Stored items from a collection
------------------------

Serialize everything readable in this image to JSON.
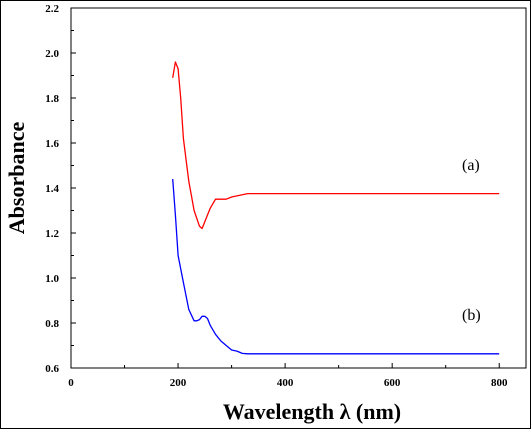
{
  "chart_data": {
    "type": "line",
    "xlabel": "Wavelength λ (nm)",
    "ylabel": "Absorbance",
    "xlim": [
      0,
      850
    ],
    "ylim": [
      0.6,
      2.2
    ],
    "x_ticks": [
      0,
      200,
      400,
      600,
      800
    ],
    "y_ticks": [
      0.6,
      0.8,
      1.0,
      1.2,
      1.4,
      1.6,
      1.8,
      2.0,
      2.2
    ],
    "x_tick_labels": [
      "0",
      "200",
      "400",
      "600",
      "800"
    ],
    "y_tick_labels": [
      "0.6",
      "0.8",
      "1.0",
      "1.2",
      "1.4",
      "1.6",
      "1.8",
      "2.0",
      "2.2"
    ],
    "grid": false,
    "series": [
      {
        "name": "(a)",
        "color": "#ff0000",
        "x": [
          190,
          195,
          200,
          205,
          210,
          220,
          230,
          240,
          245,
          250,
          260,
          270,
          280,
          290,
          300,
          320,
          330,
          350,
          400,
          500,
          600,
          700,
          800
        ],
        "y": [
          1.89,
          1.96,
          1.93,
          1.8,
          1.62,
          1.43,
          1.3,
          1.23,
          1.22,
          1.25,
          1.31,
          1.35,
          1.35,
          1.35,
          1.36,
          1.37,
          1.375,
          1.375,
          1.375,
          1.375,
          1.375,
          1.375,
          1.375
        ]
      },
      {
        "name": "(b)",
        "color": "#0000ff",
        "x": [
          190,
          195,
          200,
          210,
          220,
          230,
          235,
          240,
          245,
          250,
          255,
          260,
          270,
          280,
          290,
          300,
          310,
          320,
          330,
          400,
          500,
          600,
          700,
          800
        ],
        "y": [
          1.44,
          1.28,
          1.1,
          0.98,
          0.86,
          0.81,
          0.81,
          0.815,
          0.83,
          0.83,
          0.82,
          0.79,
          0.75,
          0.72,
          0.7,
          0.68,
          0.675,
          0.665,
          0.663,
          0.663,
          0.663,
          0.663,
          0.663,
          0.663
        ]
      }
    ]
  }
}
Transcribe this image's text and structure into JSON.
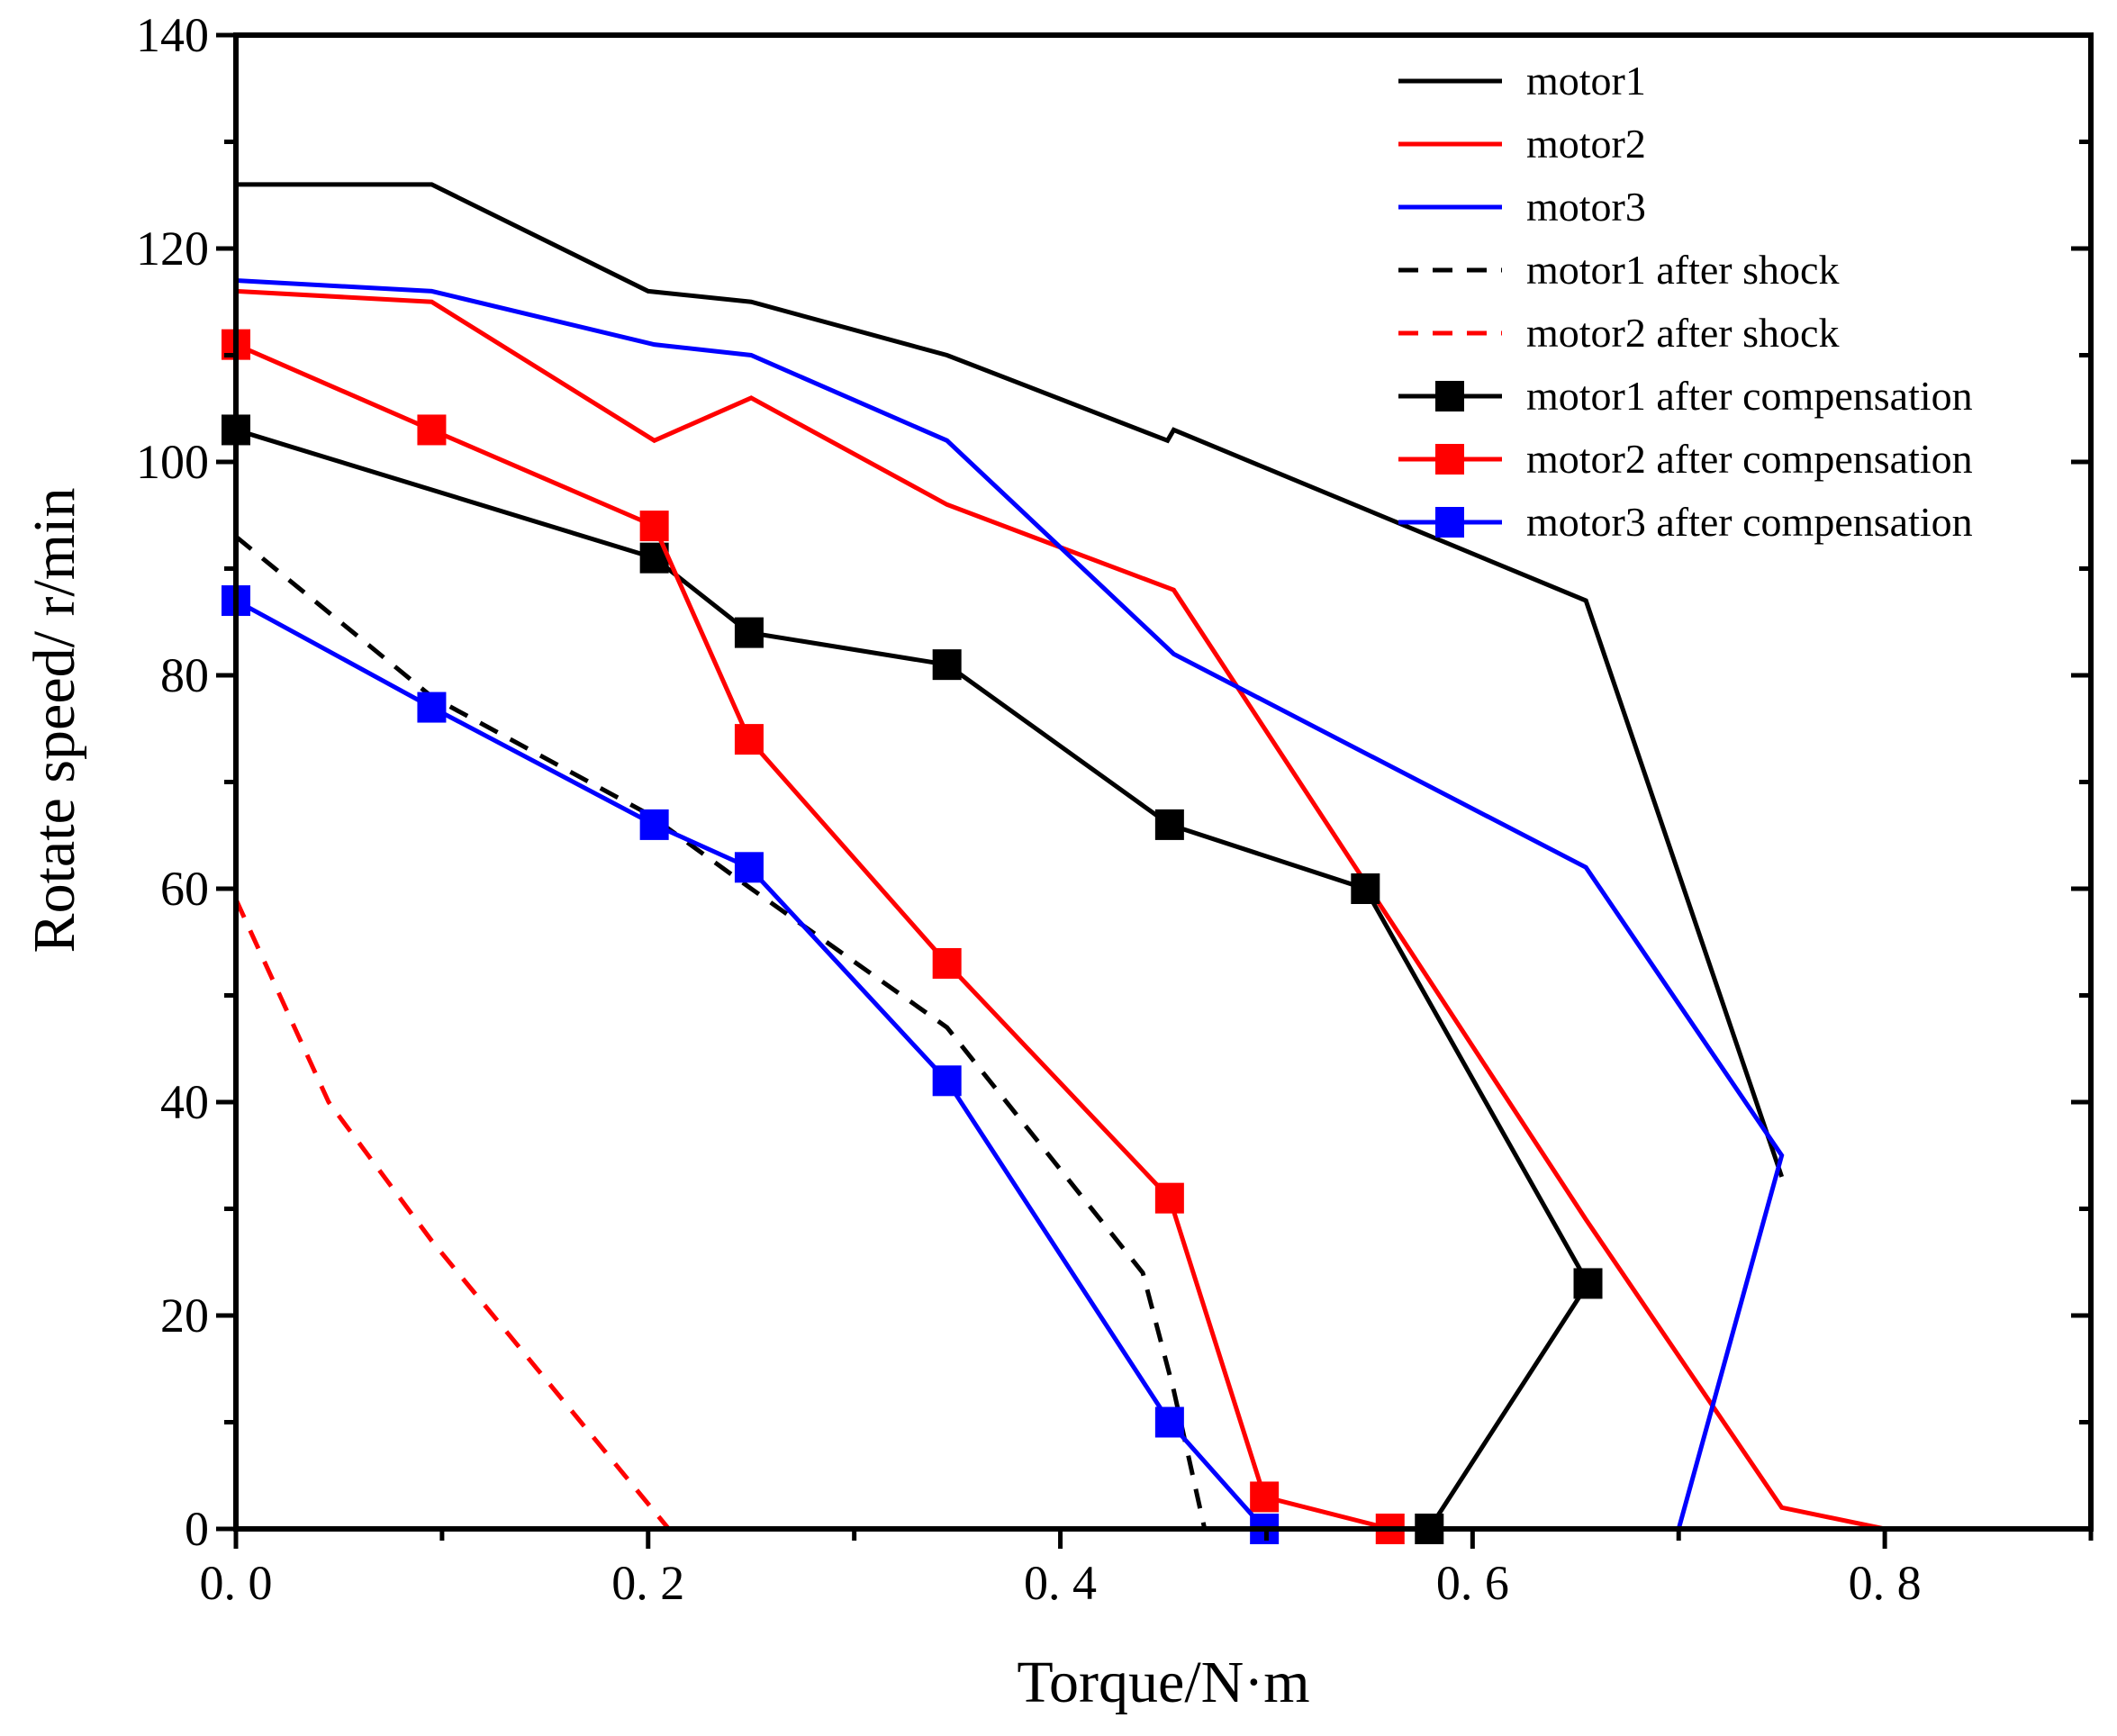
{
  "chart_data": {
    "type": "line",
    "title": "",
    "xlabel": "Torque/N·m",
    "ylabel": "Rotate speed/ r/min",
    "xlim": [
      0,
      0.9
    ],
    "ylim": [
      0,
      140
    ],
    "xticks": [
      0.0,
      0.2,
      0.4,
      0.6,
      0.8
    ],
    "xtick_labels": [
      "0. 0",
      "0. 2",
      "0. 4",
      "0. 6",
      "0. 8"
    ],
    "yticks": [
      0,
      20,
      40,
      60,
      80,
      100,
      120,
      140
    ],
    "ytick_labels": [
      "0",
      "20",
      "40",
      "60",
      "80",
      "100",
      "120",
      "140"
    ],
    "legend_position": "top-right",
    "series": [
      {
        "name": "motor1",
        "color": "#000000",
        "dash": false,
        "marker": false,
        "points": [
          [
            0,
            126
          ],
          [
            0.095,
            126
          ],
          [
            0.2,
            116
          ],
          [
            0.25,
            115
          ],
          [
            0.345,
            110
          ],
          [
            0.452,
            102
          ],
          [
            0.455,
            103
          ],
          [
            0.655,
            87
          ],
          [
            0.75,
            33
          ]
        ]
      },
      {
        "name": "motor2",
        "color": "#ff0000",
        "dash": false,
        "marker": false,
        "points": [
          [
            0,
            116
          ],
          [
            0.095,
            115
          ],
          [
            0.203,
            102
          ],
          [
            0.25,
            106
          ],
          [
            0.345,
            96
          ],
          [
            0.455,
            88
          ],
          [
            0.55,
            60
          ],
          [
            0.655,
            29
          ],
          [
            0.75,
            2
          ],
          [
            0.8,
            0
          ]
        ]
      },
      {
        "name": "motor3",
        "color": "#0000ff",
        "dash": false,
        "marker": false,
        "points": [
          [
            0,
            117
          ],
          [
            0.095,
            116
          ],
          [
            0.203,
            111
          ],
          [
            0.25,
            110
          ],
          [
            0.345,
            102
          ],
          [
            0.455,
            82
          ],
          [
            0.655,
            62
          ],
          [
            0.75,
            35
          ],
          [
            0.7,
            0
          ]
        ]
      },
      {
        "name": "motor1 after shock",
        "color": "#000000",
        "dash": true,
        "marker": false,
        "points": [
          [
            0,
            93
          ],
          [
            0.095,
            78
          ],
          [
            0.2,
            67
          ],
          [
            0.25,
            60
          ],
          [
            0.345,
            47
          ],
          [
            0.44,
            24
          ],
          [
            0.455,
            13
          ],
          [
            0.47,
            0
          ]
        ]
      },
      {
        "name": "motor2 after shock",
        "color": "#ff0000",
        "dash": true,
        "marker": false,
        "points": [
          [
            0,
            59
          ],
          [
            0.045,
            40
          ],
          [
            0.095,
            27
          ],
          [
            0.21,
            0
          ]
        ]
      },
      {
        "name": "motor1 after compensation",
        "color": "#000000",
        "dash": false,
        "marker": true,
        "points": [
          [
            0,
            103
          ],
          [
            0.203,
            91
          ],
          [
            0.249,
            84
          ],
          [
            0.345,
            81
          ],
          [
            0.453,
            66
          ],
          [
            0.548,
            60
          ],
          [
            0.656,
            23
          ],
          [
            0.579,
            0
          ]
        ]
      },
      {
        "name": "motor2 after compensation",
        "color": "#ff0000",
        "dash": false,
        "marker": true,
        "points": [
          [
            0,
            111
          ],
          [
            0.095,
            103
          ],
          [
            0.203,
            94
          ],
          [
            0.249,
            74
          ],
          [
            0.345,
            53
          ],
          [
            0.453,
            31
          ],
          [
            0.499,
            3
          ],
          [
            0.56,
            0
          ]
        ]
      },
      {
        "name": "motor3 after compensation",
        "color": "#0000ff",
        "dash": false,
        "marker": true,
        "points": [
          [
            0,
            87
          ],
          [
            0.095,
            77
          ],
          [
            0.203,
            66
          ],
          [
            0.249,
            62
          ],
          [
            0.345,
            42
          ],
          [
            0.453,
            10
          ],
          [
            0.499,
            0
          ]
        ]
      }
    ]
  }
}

------------------------

**SHORT PROBLEM**:
Make an exact copy of every record, pictures excluded.

**THE RESULT**:
Serialize everything readable in this image to JSON.
{
  "chart_data": {
    "type": "line",
    "xlabel": "Wavelength λ (nm)",
    "ylabel": "Absorbance",
    "xlim": [
      0,
      850
    ],
    "ylim": [
      0.6,
      2.2
    ],
    "x_ticks": [
      0,
      200,
      400,
      600,
      800
    ],
    "y_ticks": [
      0.6,
      0.8,
      1.0,
      1.2,
      1.4,
      1.6,
      1.8,
      2.0,
      2.2
    ],
    "x_tick_labels": [
      "0",
      "200",
      "400",
      "600",
      "800"
    ],
    "y_tick_labels": [
      "0.6",
      "0.8",
      "1.0",
      "1.2",
      "1.4",
      "1.6",
      "1.8",
      "2.0",
      "2.2"
    ],
    "grid": false,
    "series": [
      {
        "name": "(a)",
        "color": "#ff0000",
        "x": [
          190,
          195,
          200,
          205,
          210,
          220,
          230,
          240,
          245,
          250,
          260,
          270,
          280,
          290,
          300,
          320,
          330,
          350,
          400,
          500,
          600,
          700,
          800
        ],
        "y": [
          1.89,
          1.96,
          1.93,
          1.8,
          1.62,
          1.43,
          1.3,
          1.23,
          1.22,
          1.25,
          1.31,
          1.35,
          1.35,
          1.35,
          1.36,
          1.37,
          1.375,
          1.375,
          1.375,
          1.375,
          1.375,
          1.375,
          1.375
        ]
      },
      {
        "name": "(b)",
        "color": "#0000ff",
        "x": [
          190,
          195,
          200,
          210,
          220,
          230,
          235,
          240,
          245,
          250,
          255,
          260,
          270,
          280,
          290,
          300,
          310,
          320,
          330,
          400,
          500,
          600,
          700,
          800
        ],
        "y": [
          1.44,
          1.28,
          1.1,
          0.98,
          0.86,
          0.81,
          0.81,
          0.815,
          0.83,
          0.83,
          0.82,
          0.79,
          0.75,
          0.72,
          0.7,
          0.68,
          0.675,
          0.665,
          0.663,
          0.663,
          0.663,
          0.663,
          0.663,
          0.663
        ]
      }
    ]
  }
}
Transcribe this image's text and structure into JSON.
{
  "chart_data": {
    "type": "line",
    "title": "",
    "xlabel": "Torque/N·m",
    "ylabel": "Rotate speed/ r/min",
    "xlim": [
      0,
      0.9
    ],
    "ylim": [
      0,
      140
    ],
    "xticks": [
      0.0,
      0.2,
      0.4,
      0.6,
      0.8
    ],
    "xtick_labels": [
      "0. 0",
      "0. 2",
      "0. 4",
      "0. 6",
      "0. 8"
    ],
    "yticks": [
      0,
      20,
      40,
      60,
      80,
      100,
      120,
      140
    ],
    "ytick_labels": [
      "0",
      "20",
      "40",
      "60",
      "80",
      "100",
      "120",
      "140"
    ],
    "legend_position": "top-right",
    "series": [
      {
        "name": "motor1",
        "color": "#000000",
        "dash": false,
        "marker": false,
        "points": [
          [
            0,
            126
          ],
          [
            0.095,
            126
          ],
          [
            0.2,
            116
          ],
          [
            0.25,
            115
          ],
          [
            0.345,
            110
          ],
          [
            0.452,
            102
          ],
          [
            0.455,
            103
          ],
          [
            0.655,
            87
          ],
          [
            0.75,
            33
          ]
        ]
      },
      {
        "name": "motor2",
        "color": "#ff0000",
        "dash": false,
        "marker": false,
        "points": [
          [
            0,
            116
          ],
          [
            0.095,
            115
          ],
          [
            0.203,
            102
          ],
          [
            0.25,
            106
          ],
          [
            0.345,
            96
          ],
          [
            0.455,
            88
          ],
          [
            0.55,
            60
          ],
          [
            0.655,
            29
          ],
          [
            0.75,
            2
          ],
          [
            0.8,
            0
          ]
        ]
      },
      {
        "name": "motor3",
        "color": "#0000ff",
        "dash": false,
        "marker": false,
        "points": [
          [
            0,
            117
          ],
          [
            0.095,
            116
          ],
          [
            0.203,
            111
          ],
          [
            0.25,
            110
          ],
          [
            0.345,
            102
          ],
          [
            0.455,
            82
          ],
          [
            0.655,
            62
          ],
          [
            0.75,
            35
          ],
          [
            0.7,
            0
          ]
        ]
      },
      {
        "name": "motor1 after shock",
        "color": "#000000",
        "dash": true,
        "marker": false,
        "points": [
          [
            0,
            93
          ],
          [
            0.095,
            78
          ],
          [
            0.2,
            67
          ],
          [
            0.25,
            60
          ],
          [
            0.345,
            47
          ],
          [
            0.44,
            24
          ],
          [
            0.455,
            13
          ],
          [
            0.47,
            0
          ]
        ]
      },
      {
        "name": "motor2 after shock",
        "color": "#ff0000",
        "dash": true,
        "marker": false,
        "points": [
          [
            0,
            59
          ],
          [
            0.045,
            40
          ],
          [
            0.095,
            27
          ],
          [
            0.21,
            0
          ]
        ]
      },
      {
        "name": "motor1 after compensation",
        "color": "#000000",
        "dash": false,
        "marker": true,
        "points": [
          [
            0,
            103
          ],
          [
            0.203,
            91
          ],
          [
            0.249,
            84
          ],
          [
            0.345,
            81
          ],
          [
            0.453,
            66
          ],
          [
            0.548,
            60
          ],
          [
            0.656,
            23
          ],
          [
            0.579,
            0
          ]
        ]
      },
      {
        "name": "motor2 after compensation",
        "color": "#ff0000",
        "dash": false,
        "marker": true,
        "points": [
          [
            0,
            111
          ],
          [
            0.095,
            103
          ],
          [
            0.203,
            94
          ],
          [
            0.249,
            74
          ],
          [
            0.345,
            53
          ],
          [
            0.453,
            31
          ],
          [
            0.499,
            3
          ],
          [
            0.56,
            0
          ]
        ]
      },
      {
        "name": "motor3 after compensation",
        "color": "#0000ff",
        "dash": false,
        "marker": true,
        "points": [
          [
            0,
            87
          ],
          [
            0.095,
            77
          ],
          [
            0.203,
            66
          ],
          [
            0.249,
            62
          ],
          [
            0.345,
            42
          ],
          [
            0.453,
            10
          ],
          [
            0.499,
            0
          ]
        ]
      }
    ]
  }
}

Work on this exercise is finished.